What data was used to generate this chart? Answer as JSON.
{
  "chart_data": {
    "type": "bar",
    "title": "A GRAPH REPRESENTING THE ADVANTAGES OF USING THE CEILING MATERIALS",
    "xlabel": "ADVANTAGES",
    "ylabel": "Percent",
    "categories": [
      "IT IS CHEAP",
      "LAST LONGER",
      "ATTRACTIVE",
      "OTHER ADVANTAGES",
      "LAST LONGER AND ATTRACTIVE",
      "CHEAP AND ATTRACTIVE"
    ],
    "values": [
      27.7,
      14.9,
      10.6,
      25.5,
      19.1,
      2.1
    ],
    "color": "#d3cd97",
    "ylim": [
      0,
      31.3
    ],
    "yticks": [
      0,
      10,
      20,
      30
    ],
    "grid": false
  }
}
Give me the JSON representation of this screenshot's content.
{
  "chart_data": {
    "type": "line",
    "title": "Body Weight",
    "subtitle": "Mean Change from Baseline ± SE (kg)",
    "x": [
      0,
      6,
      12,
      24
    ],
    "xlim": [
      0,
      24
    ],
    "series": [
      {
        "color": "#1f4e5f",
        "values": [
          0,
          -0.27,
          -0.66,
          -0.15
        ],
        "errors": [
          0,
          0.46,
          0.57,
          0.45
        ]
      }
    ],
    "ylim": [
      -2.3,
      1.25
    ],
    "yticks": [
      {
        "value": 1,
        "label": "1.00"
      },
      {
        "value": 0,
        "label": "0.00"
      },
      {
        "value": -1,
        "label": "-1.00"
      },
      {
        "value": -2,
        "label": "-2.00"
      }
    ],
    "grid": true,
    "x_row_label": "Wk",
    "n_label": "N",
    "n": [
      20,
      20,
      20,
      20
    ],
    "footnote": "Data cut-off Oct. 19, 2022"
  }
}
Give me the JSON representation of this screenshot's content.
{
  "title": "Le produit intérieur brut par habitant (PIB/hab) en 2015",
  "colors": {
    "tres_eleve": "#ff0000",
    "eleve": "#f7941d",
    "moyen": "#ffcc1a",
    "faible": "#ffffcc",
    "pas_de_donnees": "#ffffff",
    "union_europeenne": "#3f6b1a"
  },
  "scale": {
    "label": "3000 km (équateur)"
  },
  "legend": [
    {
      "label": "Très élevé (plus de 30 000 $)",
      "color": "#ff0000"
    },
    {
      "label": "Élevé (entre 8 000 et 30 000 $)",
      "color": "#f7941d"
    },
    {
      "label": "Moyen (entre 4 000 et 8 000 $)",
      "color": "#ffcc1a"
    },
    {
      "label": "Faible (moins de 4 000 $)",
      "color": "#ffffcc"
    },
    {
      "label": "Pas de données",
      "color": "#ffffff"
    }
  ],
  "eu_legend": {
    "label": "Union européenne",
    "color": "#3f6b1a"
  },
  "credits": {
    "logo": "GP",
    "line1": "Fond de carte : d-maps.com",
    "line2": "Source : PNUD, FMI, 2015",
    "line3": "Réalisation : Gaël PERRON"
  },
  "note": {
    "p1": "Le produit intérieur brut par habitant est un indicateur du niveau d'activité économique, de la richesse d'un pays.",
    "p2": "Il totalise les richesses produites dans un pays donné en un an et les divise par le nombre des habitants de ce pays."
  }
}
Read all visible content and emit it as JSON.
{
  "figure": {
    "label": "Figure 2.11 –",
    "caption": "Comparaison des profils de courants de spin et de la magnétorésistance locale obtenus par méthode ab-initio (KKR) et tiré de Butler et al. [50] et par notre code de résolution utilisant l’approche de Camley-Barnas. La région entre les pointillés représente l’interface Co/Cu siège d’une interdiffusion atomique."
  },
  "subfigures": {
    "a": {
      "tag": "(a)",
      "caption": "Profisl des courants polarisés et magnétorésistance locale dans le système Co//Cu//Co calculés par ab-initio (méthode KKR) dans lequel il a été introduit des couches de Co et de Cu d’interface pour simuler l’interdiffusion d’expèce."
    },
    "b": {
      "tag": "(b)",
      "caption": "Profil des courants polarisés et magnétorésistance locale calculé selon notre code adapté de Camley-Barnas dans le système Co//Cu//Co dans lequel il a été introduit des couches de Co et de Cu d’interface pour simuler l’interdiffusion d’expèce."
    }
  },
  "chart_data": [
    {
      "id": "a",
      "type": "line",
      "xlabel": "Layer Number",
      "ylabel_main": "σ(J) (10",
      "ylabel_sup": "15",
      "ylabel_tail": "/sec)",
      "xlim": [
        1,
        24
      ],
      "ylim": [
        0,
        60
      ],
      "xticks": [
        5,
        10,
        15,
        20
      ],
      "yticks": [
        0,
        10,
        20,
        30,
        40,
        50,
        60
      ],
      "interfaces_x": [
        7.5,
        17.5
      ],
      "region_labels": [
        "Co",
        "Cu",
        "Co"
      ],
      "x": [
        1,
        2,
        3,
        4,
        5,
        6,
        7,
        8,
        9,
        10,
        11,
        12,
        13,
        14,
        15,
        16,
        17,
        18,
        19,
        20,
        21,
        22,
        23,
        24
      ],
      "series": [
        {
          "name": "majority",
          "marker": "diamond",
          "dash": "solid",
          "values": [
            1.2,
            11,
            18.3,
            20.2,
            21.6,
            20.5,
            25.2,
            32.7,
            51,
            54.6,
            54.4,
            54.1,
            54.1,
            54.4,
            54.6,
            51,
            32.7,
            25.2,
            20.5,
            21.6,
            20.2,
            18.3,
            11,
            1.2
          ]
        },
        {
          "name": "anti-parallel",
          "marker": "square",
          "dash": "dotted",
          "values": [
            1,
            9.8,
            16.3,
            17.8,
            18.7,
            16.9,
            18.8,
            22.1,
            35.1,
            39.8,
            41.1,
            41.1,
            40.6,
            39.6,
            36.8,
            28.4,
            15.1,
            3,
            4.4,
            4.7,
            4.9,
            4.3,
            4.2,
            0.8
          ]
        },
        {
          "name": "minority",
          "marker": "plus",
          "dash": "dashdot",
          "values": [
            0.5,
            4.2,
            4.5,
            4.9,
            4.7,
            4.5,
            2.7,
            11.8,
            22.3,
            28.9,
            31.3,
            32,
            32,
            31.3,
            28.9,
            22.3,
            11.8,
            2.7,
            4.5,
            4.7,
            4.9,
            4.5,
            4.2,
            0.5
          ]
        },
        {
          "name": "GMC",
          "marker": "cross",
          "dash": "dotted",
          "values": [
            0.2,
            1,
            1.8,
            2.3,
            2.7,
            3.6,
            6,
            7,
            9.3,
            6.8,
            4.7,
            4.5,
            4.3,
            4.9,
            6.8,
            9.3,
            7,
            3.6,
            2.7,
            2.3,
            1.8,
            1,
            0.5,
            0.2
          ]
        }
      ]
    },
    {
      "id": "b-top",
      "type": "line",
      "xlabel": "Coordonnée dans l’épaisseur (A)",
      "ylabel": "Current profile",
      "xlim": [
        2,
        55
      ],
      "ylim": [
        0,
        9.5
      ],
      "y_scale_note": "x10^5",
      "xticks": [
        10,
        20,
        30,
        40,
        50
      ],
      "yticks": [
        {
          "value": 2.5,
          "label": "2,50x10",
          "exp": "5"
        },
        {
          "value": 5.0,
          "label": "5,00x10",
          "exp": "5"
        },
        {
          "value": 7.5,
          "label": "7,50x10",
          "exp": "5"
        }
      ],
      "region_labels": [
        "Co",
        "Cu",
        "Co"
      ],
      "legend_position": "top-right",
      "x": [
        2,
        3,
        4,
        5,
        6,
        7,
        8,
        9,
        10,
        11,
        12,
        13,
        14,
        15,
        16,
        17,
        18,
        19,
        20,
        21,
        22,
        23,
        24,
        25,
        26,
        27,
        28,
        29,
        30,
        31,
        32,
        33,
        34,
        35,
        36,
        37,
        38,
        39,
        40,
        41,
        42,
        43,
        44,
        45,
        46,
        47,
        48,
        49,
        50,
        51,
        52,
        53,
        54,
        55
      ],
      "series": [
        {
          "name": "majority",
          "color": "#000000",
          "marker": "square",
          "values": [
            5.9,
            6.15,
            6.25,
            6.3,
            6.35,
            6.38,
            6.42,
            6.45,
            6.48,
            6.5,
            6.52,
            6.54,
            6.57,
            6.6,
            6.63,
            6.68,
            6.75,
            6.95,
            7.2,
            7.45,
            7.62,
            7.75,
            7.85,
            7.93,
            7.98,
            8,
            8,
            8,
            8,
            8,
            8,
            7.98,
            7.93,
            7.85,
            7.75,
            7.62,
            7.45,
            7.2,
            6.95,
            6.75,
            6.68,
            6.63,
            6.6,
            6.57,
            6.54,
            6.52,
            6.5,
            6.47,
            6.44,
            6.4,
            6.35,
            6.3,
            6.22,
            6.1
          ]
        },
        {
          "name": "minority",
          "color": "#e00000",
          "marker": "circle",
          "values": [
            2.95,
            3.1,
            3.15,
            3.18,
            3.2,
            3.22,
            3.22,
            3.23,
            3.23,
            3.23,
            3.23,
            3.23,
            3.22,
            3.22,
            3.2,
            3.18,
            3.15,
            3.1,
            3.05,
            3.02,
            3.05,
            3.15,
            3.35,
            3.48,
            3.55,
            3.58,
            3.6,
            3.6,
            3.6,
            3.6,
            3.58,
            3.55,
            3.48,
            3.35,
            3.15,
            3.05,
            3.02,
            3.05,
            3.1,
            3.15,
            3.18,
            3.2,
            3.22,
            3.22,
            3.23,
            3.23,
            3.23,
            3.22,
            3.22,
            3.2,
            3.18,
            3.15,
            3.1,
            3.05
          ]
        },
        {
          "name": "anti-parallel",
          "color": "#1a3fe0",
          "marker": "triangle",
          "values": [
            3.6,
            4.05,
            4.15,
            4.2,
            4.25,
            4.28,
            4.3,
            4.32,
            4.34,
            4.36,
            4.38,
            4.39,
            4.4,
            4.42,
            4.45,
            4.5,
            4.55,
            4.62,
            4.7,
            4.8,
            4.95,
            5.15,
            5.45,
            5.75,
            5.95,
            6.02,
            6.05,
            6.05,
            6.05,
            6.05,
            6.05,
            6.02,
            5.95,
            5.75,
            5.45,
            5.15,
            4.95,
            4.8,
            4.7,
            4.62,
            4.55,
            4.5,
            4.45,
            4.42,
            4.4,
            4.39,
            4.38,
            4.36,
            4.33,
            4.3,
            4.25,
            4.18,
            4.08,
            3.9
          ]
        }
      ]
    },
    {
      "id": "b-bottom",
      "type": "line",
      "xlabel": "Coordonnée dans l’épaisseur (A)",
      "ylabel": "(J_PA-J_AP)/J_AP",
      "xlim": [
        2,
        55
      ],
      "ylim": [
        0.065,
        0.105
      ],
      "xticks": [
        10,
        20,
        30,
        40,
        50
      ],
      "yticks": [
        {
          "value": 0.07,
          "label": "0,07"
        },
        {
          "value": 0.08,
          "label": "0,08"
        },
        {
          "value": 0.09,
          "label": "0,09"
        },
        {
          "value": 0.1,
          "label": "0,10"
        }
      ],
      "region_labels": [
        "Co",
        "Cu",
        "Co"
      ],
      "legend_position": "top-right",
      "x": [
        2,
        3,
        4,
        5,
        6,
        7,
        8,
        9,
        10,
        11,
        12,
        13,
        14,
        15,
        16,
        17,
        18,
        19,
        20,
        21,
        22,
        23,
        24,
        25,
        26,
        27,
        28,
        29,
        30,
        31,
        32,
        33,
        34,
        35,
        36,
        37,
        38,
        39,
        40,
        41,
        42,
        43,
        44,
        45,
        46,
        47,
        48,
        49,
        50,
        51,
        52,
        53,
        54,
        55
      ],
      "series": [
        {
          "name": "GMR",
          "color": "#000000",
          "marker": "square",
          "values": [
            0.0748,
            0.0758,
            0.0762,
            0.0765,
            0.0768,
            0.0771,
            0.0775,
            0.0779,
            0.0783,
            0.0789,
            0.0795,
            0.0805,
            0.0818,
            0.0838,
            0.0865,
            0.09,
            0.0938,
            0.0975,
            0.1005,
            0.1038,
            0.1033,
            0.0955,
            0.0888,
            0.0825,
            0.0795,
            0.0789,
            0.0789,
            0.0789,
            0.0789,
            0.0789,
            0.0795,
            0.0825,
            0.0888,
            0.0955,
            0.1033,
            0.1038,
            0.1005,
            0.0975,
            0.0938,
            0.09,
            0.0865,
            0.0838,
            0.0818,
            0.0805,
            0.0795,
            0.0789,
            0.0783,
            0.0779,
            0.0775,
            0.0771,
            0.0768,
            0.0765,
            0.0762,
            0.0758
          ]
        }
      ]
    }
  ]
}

_ _ _

Exercise:
The answer should be a single number: the count of lines in the data that include the string "ATTRACTIVE".

Answer to the task:
3